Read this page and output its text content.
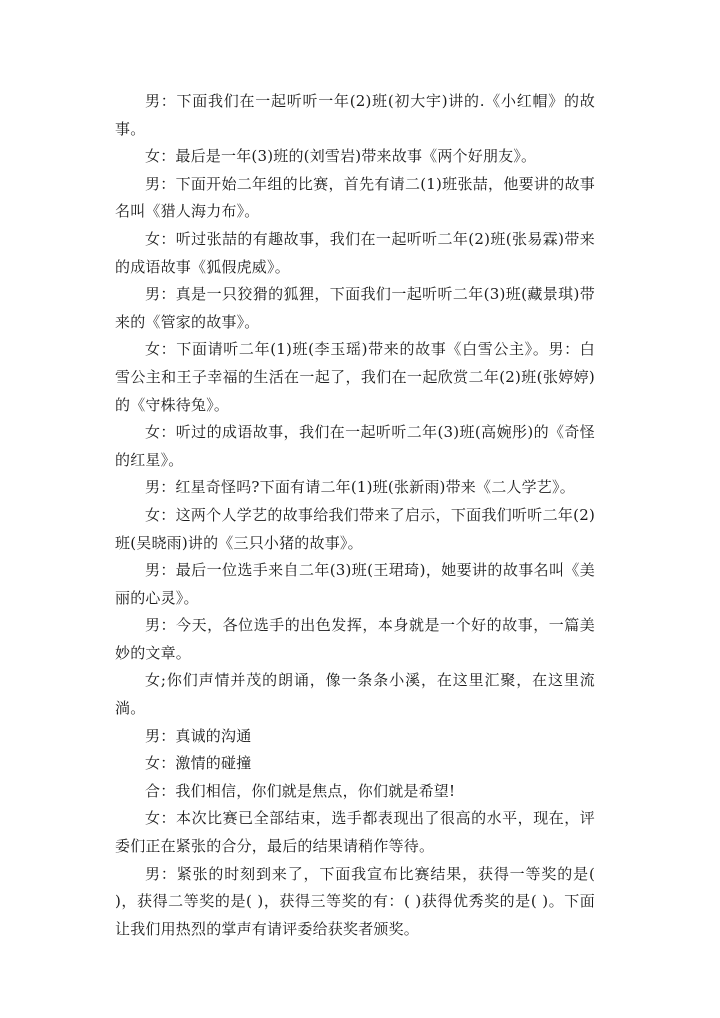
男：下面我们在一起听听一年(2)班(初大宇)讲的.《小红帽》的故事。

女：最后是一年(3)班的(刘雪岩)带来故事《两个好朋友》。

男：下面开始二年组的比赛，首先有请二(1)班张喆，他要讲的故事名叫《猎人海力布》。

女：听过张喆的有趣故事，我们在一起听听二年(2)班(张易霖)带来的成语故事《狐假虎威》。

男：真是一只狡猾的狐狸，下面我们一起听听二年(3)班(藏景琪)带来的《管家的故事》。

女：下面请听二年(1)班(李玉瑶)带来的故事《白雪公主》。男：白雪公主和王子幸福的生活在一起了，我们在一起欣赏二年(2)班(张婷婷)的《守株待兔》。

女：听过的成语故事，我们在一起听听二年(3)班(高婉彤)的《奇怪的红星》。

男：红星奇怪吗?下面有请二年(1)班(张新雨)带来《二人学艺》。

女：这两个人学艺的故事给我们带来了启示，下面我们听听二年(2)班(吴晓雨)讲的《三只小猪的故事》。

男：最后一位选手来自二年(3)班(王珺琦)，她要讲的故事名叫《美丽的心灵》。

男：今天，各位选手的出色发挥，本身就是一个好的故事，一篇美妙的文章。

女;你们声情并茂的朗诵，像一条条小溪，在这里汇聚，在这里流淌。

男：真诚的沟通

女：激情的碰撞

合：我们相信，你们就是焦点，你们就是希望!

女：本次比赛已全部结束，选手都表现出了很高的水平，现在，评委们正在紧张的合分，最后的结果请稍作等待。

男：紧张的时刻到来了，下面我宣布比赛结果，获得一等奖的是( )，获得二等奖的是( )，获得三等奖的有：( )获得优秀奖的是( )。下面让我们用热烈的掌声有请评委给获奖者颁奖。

--

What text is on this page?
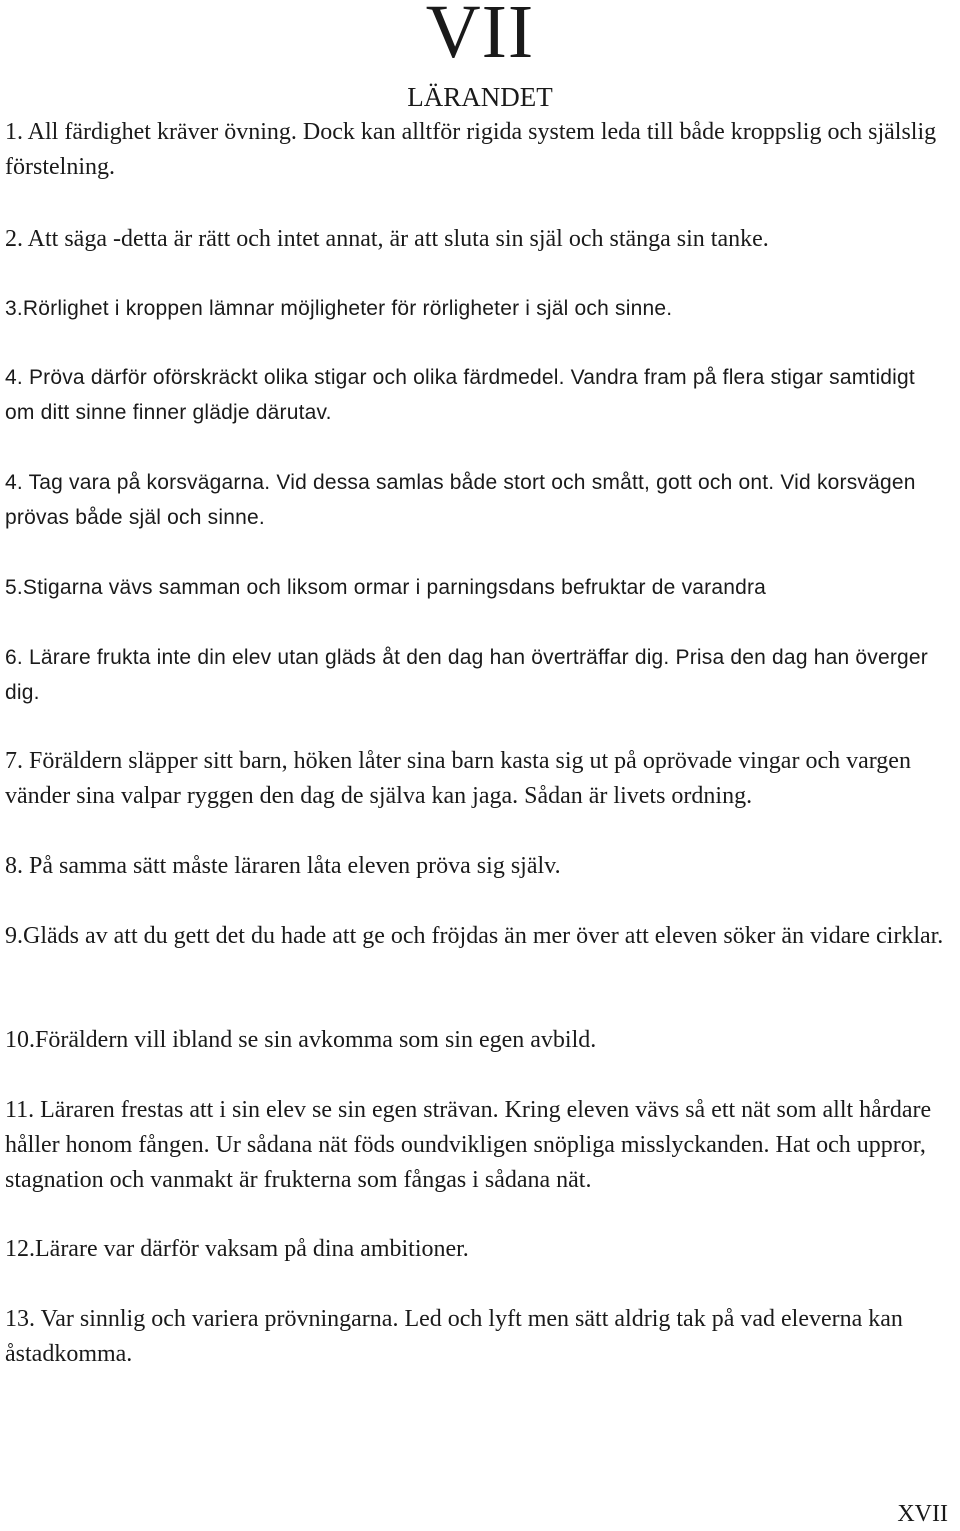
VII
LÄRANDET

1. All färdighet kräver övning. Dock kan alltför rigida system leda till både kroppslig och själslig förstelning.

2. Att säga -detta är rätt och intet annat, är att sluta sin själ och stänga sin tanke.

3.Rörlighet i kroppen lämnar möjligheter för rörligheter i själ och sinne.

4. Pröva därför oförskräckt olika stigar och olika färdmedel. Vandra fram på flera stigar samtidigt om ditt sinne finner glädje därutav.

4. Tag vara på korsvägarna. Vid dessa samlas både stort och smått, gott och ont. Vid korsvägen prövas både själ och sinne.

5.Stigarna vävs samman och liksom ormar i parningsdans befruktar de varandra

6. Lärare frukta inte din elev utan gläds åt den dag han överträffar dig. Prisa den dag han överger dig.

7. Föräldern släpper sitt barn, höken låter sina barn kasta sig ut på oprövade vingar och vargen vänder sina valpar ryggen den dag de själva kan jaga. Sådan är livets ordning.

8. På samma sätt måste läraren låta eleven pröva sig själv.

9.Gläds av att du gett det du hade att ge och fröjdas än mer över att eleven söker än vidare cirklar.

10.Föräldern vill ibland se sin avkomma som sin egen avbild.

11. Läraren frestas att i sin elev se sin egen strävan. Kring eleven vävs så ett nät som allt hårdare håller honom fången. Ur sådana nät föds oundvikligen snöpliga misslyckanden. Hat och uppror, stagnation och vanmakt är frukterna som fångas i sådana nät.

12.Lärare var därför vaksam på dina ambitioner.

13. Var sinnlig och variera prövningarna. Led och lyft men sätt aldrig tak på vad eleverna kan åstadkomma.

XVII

[Your goal] For each line of the listing that holds the word "egen", show that line.

[Solution]
10.Föräldern vill ibland se sin avkomma som sin egen avbild.
11. Läraren frestas att i sin elev se sin egen strävan. Kring eleven vävs så ett nät som allt hårdare håller honom fången. Ur sådana nät föds oundvikligen snöpliga misslyckanden. Hat och uppror, stagnation och vanmakt är frukterna som fångas i sådana nät.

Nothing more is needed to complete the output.